> [Given instruction]: Sort through the data and copy the lines holding the word "times".

==========

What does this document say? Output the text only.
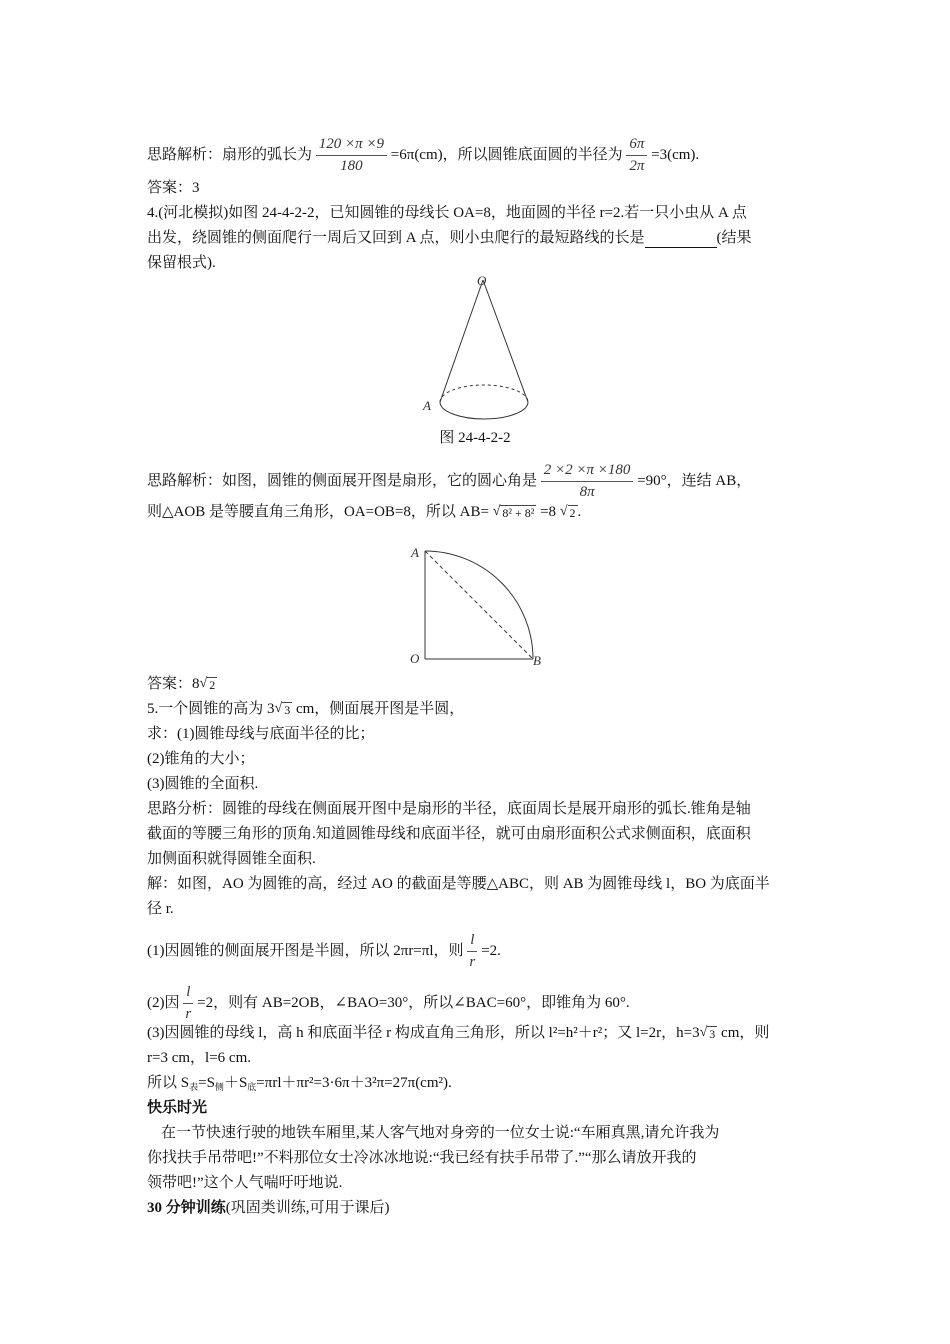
思路解析：扇形的弧长为 $\frac{120 \times\pi \times 9}{180} =6\pi(cm)$，所以圆锥底面圆的半径为 $\frac{6\pi}{2\pi} =3(cm)$.
答案：3
4.(河北模拟)如图 24-4-2-2，已知圆锥的母线长 OA=8，地面圆的半径 r=2.若一只小虫从 A 点
出发，绕圆锥的侧面爬行一周后又回到 A 点，则小虫爬行的最短路线的长是	(结果
保留根式).
O
A
图 24-4-2-2
思路解析：如图，圆锥的侧面展开图是扇形，它的圆心角是 $\frac{2 \times 2 \times\pi \times 180}{8\pi} =90^\circ$，连结 AB，
则△AOB 是等腰直角三角形，OA=OB=8，所以 AB= √ 8² + 8² =8 √ 2 .
A
O	B
答案：8 √ 2
5.一个圆锥的高为 3 √ 3 cm，侧面展开图是半圆，
求：(1)圆锥母线与底面半径的比；
(2)锥角的大小；
(3)圆锥的全面积.
思路分析：圆锥的母线在侧面展开图中是扇形的半径，底面周长是展开扇形的弧长.锥角是轴
截面的等腰三角形的顶角.知道圆锥母线和底面半径，就可由扇形面积公式求侧面积，底面积
加侧面积就得圆锥全面积.
解：如图，AO 为圆锥的高，经过 AO 的截面是等腰△ABC，则 AB 为圆锥母线 l，BO 为底面半
径 r.
(1)因圆锥的侧面展开图是半圆，所以 2πr=πl，则 $\frac{l}{r} =2$.
(2)因 $\frac{l}{r} =2$，则有 AB=2OB，∠BAO=30°，所以∠BAC=60°，即锥角为 60°.
(3)因圆锥的母线 l，高 h 和底面半径 r 构成直角三角形，所以 l²=h²＋r²；又 l=2r，h=3 √ 3 cm，则
r=3 cm，l=6 cm.
所以 $S_表=S_侧+S_底=\pi rl+\pi r^2=3\cdot 6\pi+3^2\pi=27\pi(cm^2)$.
快乐时光
在一节快速行驶的地铁车厢里,某人客气地对身旁的一位女士说:“车厢真黑,请允许我为
你找扶手吊带吧!”不料那位女士冷冰冰地说:“我已经有扶手吊带了.”“那么请放开我的
领带吧!”这个人气喘吁吁地说.
30 分钟训练(巩固类训练,可用于课后)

==========

> [Right answer]:
思路解析：扇形的弧长为 $\frac{120 \times\pi \times 9}{180} =6\pi(cm)$，所以圆锥底面圆的半径为 $\frac{6\pi}{2\pi} =3(cm)$.
思路解析：如图，圆锥的侧面展开图是扇形，它的圆心角是 $\frac{2 \times 2 \times\pi \times 180}{8\pi} =90^\circ$，连结 AB，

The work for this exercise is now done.